[Annotated element listings]
▽

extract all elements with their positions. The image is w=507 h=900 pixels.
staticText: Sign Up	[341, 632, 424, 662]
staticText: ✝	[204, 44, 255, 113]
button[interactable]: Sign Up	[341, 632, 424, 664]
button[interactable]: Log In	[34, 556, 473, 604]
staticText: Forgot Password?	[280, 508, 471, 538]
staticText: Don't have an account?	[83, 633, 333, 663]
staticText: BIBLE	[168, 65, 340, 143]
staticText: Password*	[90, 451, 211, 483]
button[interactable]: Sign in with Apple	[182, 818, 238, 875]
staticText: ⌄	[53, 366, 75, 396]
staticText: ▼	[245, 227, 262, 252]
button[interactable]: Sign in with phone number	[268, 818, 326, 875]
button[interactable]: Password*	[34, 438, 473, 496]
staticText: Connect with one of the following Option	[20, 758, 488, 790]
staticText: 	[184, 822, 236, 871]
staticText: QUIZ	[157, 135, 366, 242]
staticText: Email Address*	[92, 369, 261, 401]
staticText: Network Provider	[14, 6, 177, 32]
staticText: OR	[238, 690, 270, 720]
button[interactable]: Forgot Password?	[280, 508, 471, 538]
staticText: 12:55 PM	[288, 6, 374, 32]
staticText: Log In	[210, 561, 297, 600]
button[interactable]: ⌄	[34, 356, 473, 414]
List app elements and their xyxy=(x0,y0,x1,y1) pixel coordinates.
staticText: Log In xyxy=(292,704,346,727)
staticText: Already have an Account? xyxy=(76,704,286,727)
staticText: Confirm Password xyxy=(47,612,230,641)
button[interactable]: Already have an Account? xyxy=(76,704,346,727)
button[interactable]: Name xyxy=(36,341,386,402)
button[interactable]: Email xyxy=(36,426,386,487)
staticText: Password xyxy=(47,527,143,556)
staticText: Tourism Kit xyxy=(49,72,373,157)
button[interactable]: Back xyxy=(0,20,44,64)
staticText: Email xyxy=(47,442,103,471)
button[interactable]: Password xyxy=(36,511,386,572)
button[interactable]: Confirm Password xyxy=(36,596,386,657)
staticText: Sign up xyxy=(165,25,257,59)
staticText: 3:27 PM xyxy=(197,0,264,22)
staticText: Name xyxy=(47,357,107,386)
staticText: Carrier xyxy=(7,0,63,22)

△

● **Objective**
Copy the records verbatim from the start through the first line that contains "staticText: Already have", including that line.

● **Response**
extract all elements with their positions. The image is w=507 h=900 pixels.
staticText: Sign Up	[341, 632, 424, 662]
staticText: ✝	[204, 44, 255, 113]
button[interactable]: Sign Up	[341, 632, 424, 664]
button[interactable]: Log In	[34, 556, 473, 604]
staticText: Forgot Password?	[280, 508, 471, 538]
staticText: Don't have an account?	[83, 633, 333, 663]
staticText: BIBLE	[168, 65, 340, 143]
staticText: Password*	[90, 451, 211, 483]
button[interactable]: Sign in with Apple	[182, 818, 238, 875]
staticText: ⌄	[53, 366, 75, 396]
staticText: ▼	[245, 227, 262, 252]
button[interactable]: Sign in with phone number	[268, 818, 326, 875]
button[interactable]: Password*	[34, 438, 473, 496]
staticText: Connect with one of the following Option	[20, 758, 488, 790]
staticText: 	[184, 822, 236, 871]
staticText: QUIZ	[157, 135, 366, 242]
staticText: Email Address*	[92, 369, 261, 401]
staticText: Network Provider	[14, 6, 177, 32]
staticText: OR	[238, 690, 270, 720]
button[interactable]: Forgot Password?	[280, 508, 471, 538]
staticText: 12:55 PM	[288, 6, 374, 32]
staticText: Log In	[210, 561, 297, 600]
button[interactable]: ⌄	[34, 356, 473, 414]
List app elements and their xyxy=(x0,y0,x1,y1) pixel coordinates.
staticText: Log In xyxy=(292,704,346,727)
staticText: Already have an Account? xyxy=(76,704,286,727)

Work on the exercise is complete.